- _The problem_: Copy the data that follows, character for character, minus the pictures.

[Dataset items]
^^^^^^^^^^^^^^^^
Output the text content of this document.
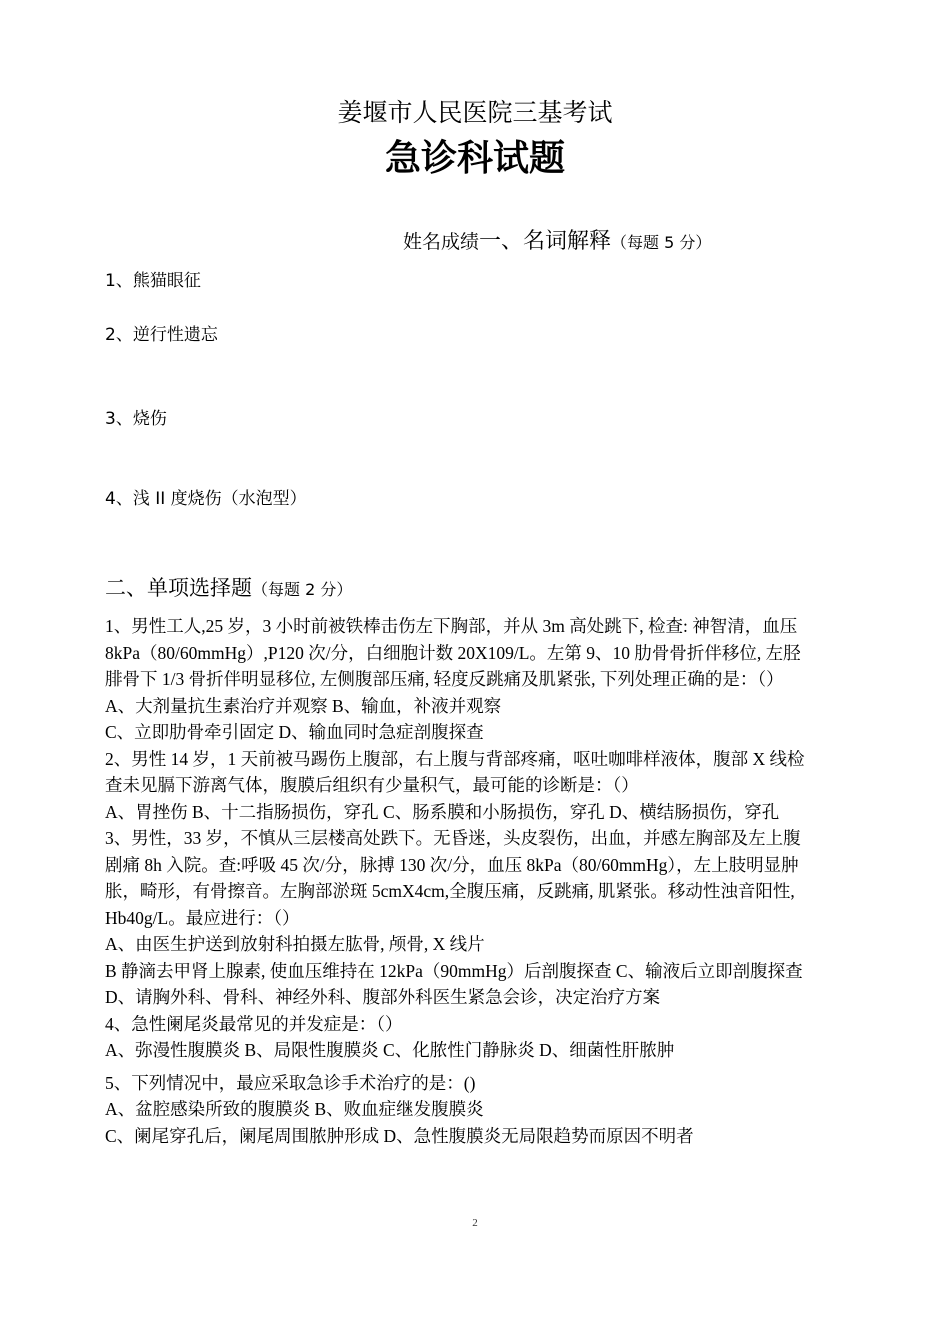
姜堰市人民医院三基考试
急诊科试题
姓名成绩一、名词解释（每题 5 分）
1、熊猫眼征
2、逆行性遗忘
3、烧伤
4、浅 II 度烧伤（水泡型）
二、单项选择题（每题 2 分）

1、男性工人,25 岁，3 小时前被铁棒击伤左下胸部，并从 3m 高处跳下, 检查: 神智清，血压

8kPa（80/60mmHg）,P120 次/分，白细胞计数 20X109/L。左第 9、10 肋骨骨折伴移位, 左胫

腓骨下 1/3 骨折伴明显移位, 左侧腹部压痛, 轻度反跳痛及肌紧张, 下列处理正确的是：（）

A、大剂量抗生素治疗并观察 B、输血，补液并观察

C、立即肋骨牵引固定 D、输血同时急症剖腹探查

2、男性 14 岁，1 天前被马踢伤上腹部，右上腹与背部疼痛，呕吐咖啡样液体，腹部 X 线检

查未见膈下游离气体，腹膜后组织有少量积气，最可能的诊断是：（）

A、胃挫伤 B、十二指肠损伤，穿孔 C、肠系膜和小肠损伤，穿孔 D、横结肠损伤，穿孔

3、男性，33 岁，不慎从三层楼高处跌下。无昏迷，头皮裂伤，出血，并感左胸部及左上腹

剧痛 8h 入院。查:呼吸 45 次/分，脉搏 130 次/分，血压 8kPa（80/60mmHg），左上肢明显肿

胀，畸形，有骨擦音。左胸部淤斑 5cmX4cm,全腹压痛，反跳痛, 肌紧张。移动性浊音阳性,

Hb40g/L。最应进行：（）

A、由医生护送到放射科拍摄左肱骨, 颅骨, X 线片

B 静滴去甲肾上腺素, 使血压维持在 12kPa（90mmHg）后剖腹探查 C、输液后立即剖腹探查

D、请胸外科、骨科、神经外科、腹部外科医生紧急会诊，决定治疗方案

4、急性阑尾炎最常见的并发症是：（）

A、弥漫性腹膜炎 B、局限性腹膜炎 C、化脓性门静脉炎 D、细菌性肝脓肿

5、下列情况中，最应采取急诊手术治疗的是：()

A、盆腔感染所致的腹膜炎 B、败血症继发腹膜炎

C、阑尾穿孔后，阑尾周围脓肿形成 D、急性腹膜炎无局限趋势而原因不明者

2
^^^^^^^^^^^^^^^^
- _Response below_:
Output the text content of this document.
姜堰市人民医院三基考试
急诊科试题
姓名成绩一、名词解释（每题 5 分）
1、熊猫眼征
2、逆行性遗忘
3、烧伤
4、浅 II 度烧伤（水泡型）
二、单项选择题（每题 2 分）

1、男性工人,25 岁，3 小时前被铁棒击伤左下胸部，并从 3m 高处跳下, 检查: 神智清，血压

8kPa（80/60mmHg）,P120 次/分，白细胞计数 20X109/L。左第 9、10 肋骨骨折伴移位, 左胫

腓骨下 1/3 骨折伴明显移位, 左侧腹部压痛, 轻度反跳痛及肌紧张, 下列处理正确的是：（）

A、大剂量抗生素治疗并观察 B、输血，补液并观察

C、立即肋骨牵引固定 D、输血同时急症剖腹探查

2、男性 14 岁，1 天前被马踢伤上腹部，右上腹与背部疼痛，呕吐咖啡样液体，腹部 X 线检

查未见膈下游离气体，腹膜后组织有少量积气，最可能的诊断是：（）

A、胃挫伤 B、十二指肠损伤，穿孔 C、肠系膜和小肠损伤，穿孔 D、横结肠损伤，穿孔

3、男性，33 岁，不慎从三层楼高处跌下。无昏迷，头皮裂伤，出血，并感左胸部及左上腹

剧痛 8h 入院。查:呼吸 45 次/分，脉搏 130 次/分，血压 8kPa（80/60mmHg），左上肢明显肿

胀，畸形，有骨擦音。左胸部淤斑 5cmX4cm,全腹压痛，反跳痛, 肌紧张。移动性浊音阳性,

Hb40g/L。最应进行：（）

A、由医生护送到放射科拍摄左肱骨, 颅骨, X 线片

B 静滴去甲肾上腺素, 使血压维持在 12kPa（90mmHg）后剖腹探查 C、输液后立即剖腹探查

D、请胸外科、骨科、神经外科、腹部外科医生紧急会诊，决定治疗方案

4、急性阑尾炎最常见的并发症是：（）

A、弥漫性腹膜炎 B、局限性腹膜炎 C、化脓性门静脉炎 D、细菌性肝脓肿

5、下列情况中，最应采取急诊手术治疗的是：()

A、盆腔感染所致的腹膜炎 B、败血症继发腹膜炎

C、阑尾穿孔后，阑尾周围脓肿形成 D、急性腹膜炎无局限趋势而原因不明者

2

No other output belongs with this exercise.